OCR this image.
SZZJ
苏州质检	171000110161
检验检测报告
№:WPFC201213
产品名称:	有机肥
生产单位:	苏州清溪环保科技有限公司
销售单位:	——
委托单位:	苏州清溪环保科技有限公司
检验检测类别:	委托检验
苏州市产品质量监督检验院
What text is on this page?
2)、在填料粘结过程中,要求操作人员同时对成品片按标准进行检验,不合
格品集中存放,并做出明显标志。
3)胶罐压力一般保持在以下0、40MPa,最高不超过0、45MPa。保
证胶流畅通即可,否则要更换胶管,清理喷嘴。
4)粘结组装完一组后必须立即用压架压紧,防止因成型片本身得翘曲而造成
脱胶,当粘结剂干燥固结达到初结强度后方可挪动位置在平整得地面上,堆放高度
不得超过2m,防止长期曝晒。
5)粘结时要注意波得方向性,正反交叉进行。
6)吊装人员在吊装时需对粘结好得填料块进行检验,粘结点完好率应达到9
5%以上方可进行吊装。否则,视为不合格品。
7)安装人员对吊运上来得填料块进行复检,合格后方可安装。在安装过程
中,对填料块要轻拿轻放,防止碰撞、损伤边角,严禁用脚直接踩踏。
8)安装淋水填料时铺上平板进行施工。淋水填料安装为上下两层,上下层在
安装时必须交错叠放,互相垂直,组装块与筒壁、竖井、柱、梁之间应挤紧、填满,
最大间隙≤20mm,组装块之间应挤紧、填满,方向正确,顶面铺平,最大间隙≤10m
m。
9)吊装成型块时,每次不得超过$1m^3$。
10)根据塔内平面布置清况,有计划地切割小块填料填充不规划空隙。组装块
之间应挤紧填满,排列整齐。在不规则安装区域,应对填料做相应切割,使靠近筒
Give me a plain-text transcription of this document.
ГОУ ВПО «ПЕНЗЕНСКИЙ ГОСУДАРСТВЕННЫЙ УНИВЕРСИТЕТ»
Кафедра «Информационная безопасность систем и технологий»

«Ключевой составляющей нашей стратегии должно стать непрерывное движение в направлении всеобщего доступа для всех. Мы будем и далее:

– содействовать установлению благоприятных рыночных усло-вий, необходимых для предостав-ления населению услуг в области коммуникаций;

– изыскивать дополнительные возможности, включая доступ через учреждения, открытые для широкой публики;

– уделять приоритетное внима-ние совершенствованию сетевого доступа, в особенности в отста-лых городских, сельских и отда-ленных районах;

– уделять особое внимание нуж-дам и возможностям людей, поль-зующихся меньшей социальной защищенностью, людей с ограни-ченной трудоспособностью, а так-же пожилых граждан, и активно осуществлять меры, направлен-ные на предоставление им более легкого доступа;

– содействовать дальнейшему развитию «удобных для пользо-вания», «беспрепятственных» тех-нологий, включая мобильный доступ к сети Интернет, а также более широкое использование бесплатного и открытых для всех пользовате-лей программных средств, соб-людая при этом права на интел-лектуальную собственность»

● ● ● ●

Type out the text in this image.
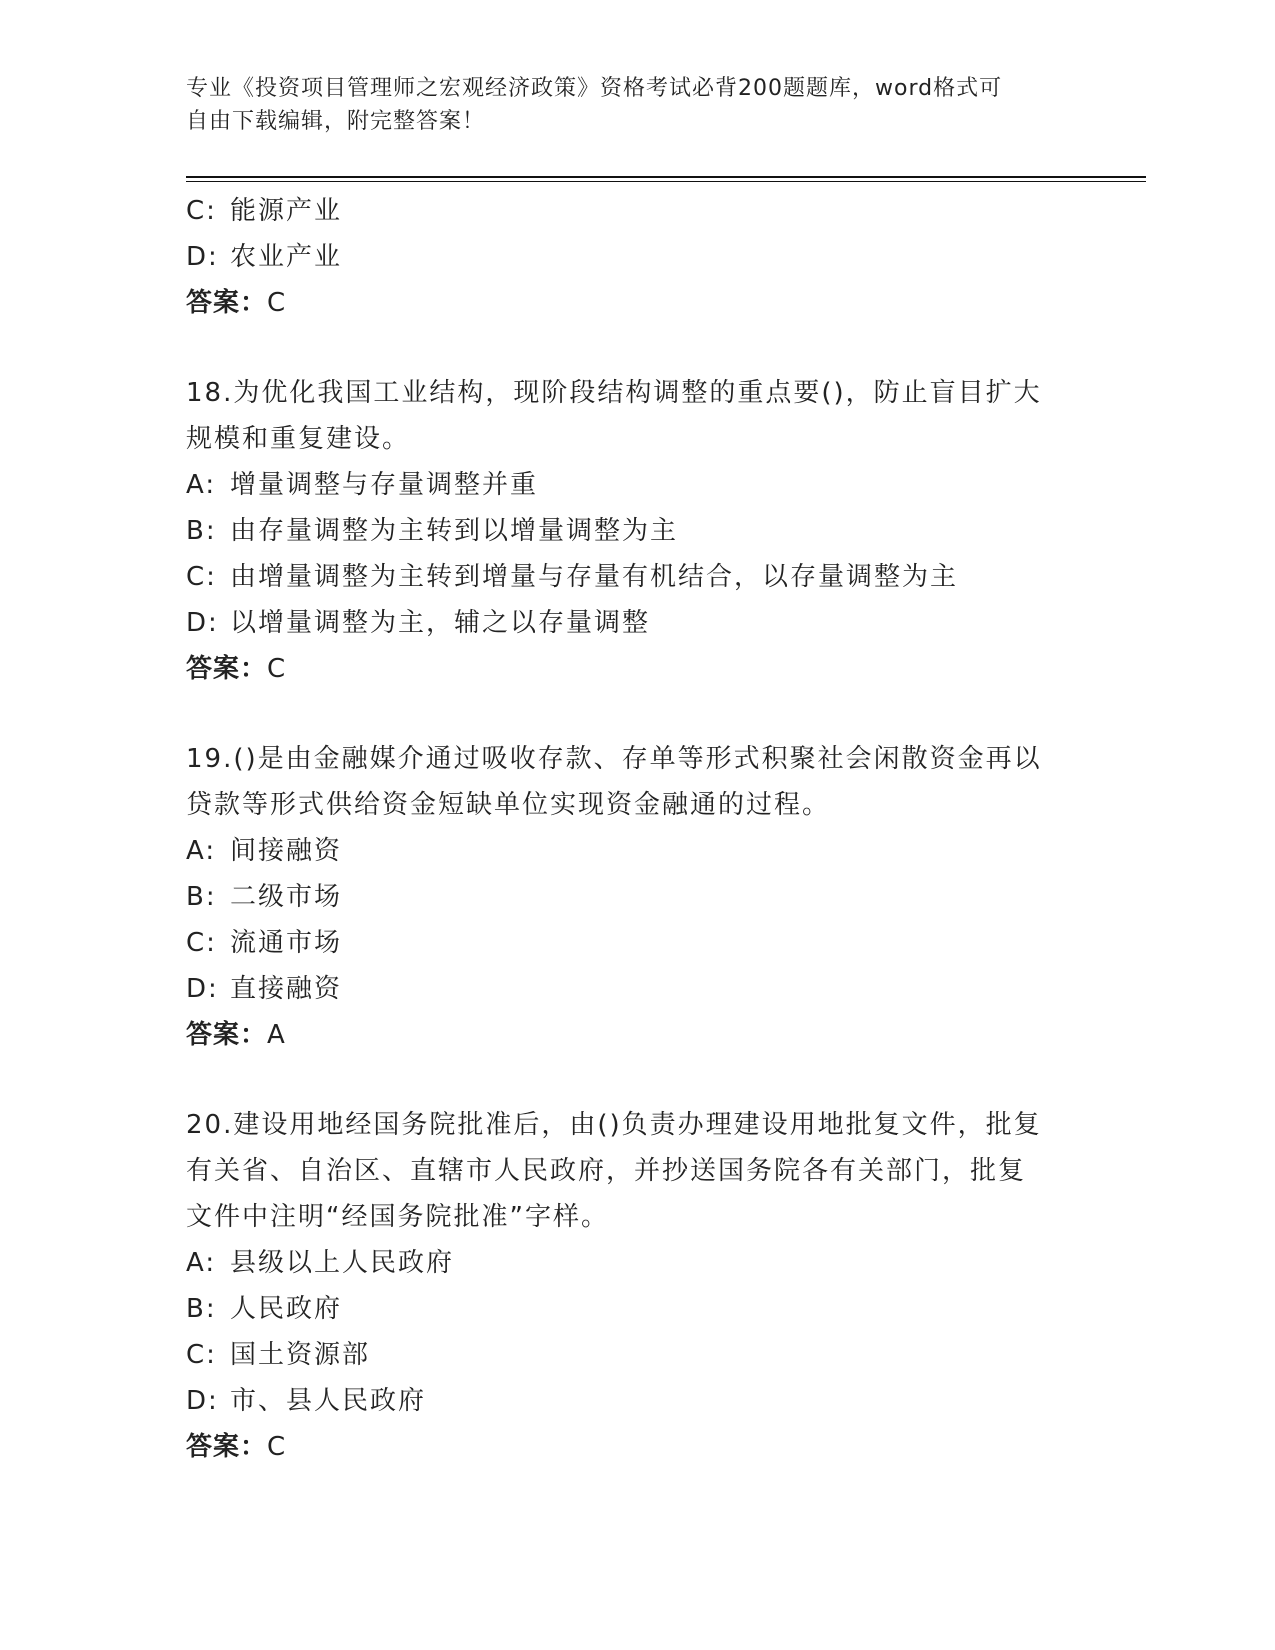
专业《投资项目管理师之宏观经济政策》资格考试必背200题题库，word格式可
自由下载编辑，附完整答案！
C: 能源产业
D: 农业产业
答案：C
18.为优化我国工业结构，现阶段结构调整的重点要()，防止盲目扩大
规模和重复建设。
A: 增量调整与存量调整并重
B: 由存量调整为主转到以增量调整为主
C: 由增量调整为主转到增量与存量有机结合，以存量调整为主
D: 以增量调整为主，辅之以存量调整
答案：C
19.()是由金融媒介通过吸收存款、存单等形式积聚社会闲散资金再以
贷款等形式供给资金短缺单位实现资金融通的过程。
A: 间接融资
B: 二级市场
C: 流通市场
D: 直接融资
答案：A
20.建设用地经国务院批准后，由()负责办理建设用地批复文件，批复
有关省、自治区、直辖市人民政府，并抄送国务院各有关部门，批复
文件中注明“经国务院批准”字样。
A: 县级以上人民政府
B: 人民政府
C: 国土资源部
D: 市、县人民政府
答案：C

● ● ● ●

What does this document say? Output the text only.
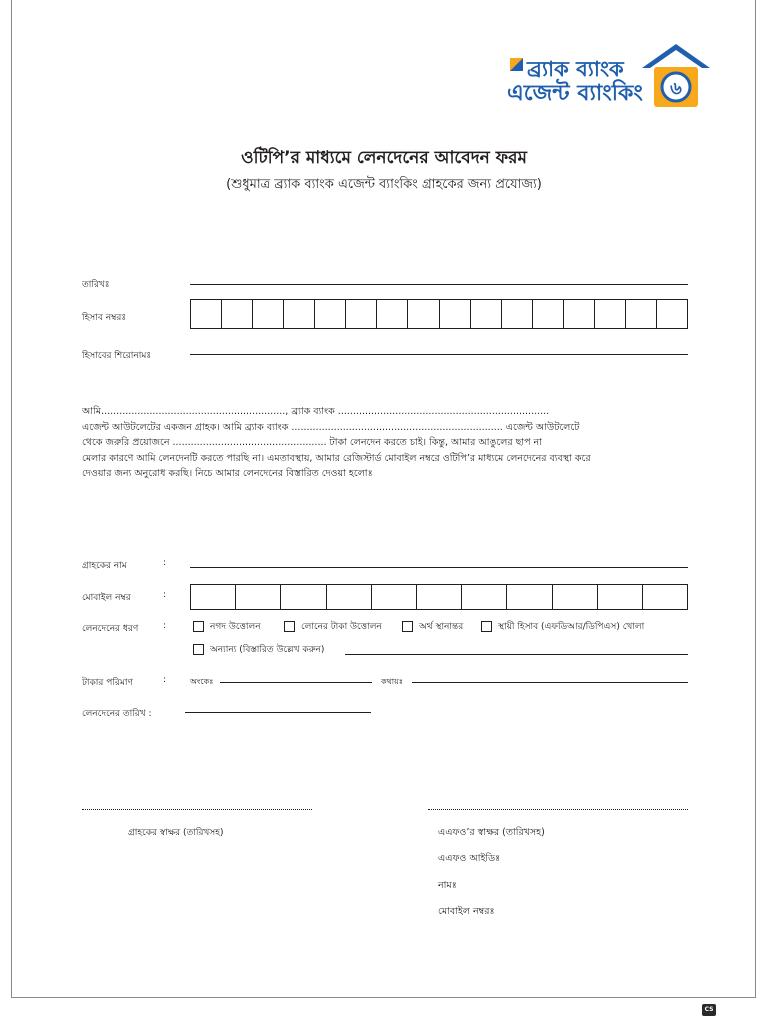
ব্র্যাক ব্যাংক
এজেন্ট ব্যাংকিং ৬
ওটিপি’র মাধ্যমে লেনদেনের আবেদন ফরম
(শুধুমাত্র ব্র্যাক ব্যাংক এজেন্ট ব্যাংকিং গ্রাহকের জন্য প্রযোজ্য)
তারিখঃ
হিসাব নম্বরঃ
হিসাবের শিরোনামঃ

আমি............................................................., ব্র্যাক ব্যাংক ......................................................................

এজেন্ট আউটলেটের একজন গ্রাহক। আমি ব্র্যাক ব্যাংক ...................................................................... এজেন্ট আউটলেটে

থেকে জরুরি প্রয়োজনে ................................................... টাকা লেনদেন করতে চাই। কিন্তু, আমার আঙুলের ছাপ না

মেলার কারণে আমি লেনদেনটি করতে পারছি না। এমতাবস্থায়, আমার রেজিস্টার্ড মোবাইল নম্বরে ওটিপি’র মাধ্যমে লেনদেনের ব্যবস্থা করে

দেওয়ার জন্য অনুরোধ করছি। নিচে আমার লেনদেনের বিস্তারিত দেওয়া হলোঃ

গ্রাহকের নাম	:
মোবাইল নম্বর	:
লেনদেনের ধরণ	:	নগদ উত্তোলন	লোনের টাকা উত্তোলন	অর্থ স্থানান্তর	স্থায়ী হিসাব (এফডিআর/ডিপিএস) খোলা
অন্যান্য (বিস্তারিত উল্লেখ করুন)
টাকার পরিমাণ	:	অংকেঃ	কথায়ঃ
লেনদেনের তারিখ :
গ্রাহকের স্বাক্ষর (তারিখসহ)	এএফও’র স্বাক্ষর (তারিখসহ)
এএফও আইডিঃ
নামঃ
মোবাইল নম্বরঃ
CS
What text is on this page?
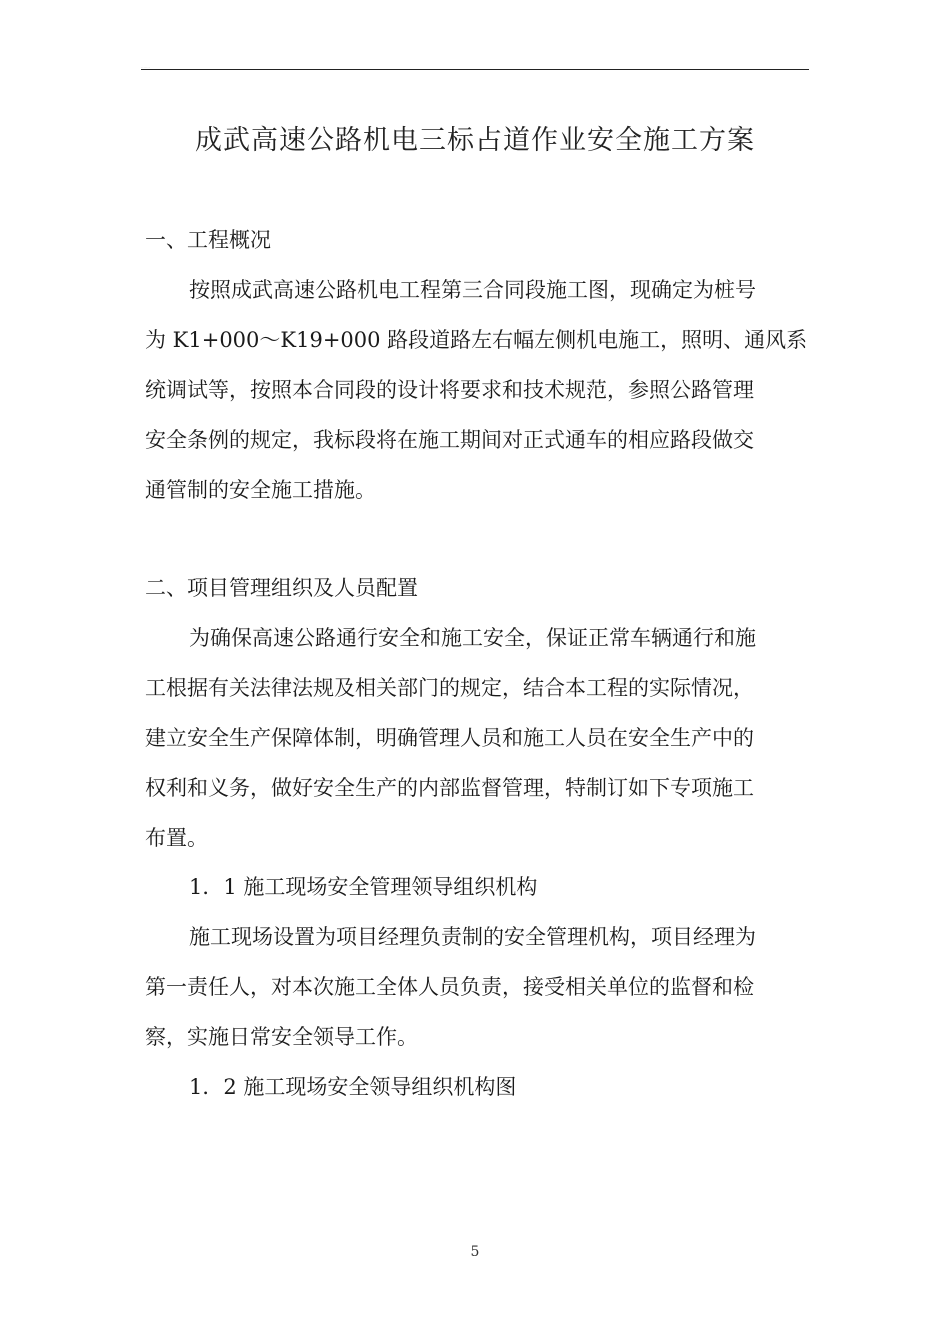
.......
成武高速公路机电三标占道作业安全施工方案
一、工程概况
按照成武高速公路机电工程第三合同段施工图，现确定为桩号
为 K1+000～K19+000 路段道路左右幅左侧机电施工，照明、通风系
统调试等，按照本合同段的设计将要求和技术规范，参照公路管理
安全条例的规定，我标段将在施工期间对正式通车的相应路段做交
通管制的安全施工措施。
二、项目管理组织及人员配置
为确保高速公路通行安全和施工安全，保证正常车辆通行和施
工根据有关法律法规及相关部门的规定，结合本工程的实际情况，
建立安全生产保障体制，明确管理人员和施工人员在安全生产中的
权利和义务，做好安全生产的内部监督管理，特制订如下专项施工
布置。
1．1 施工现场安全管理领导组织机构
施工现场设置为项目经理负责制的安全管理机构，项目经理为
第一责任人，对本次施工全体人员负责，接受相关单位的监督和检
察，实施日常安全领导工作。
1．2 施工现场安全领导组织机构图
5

● ● ● ●

Every line in the data above that contains "более" needs to be copied.

– уделять особое внимание нуж-дам и возможностям людей, поль-зующихся меньшей социальной защищенностью, людей с ограни-ченной трудоспособностью, а так-же пожилых граждан, и активно осуществлять меры, направлен-ные на предоставление им более легкого доступа;
– содействовать дальнейшему развитию «удобных для пользо-вания», «беспрепятственных» тех-нологий, включая мобильный доступ к сети Интернет, а также более широкое использование бесплатного и открытых для всех пользовате-лей программных средств, соб-людая при этом права на интел-лектуальную собственность»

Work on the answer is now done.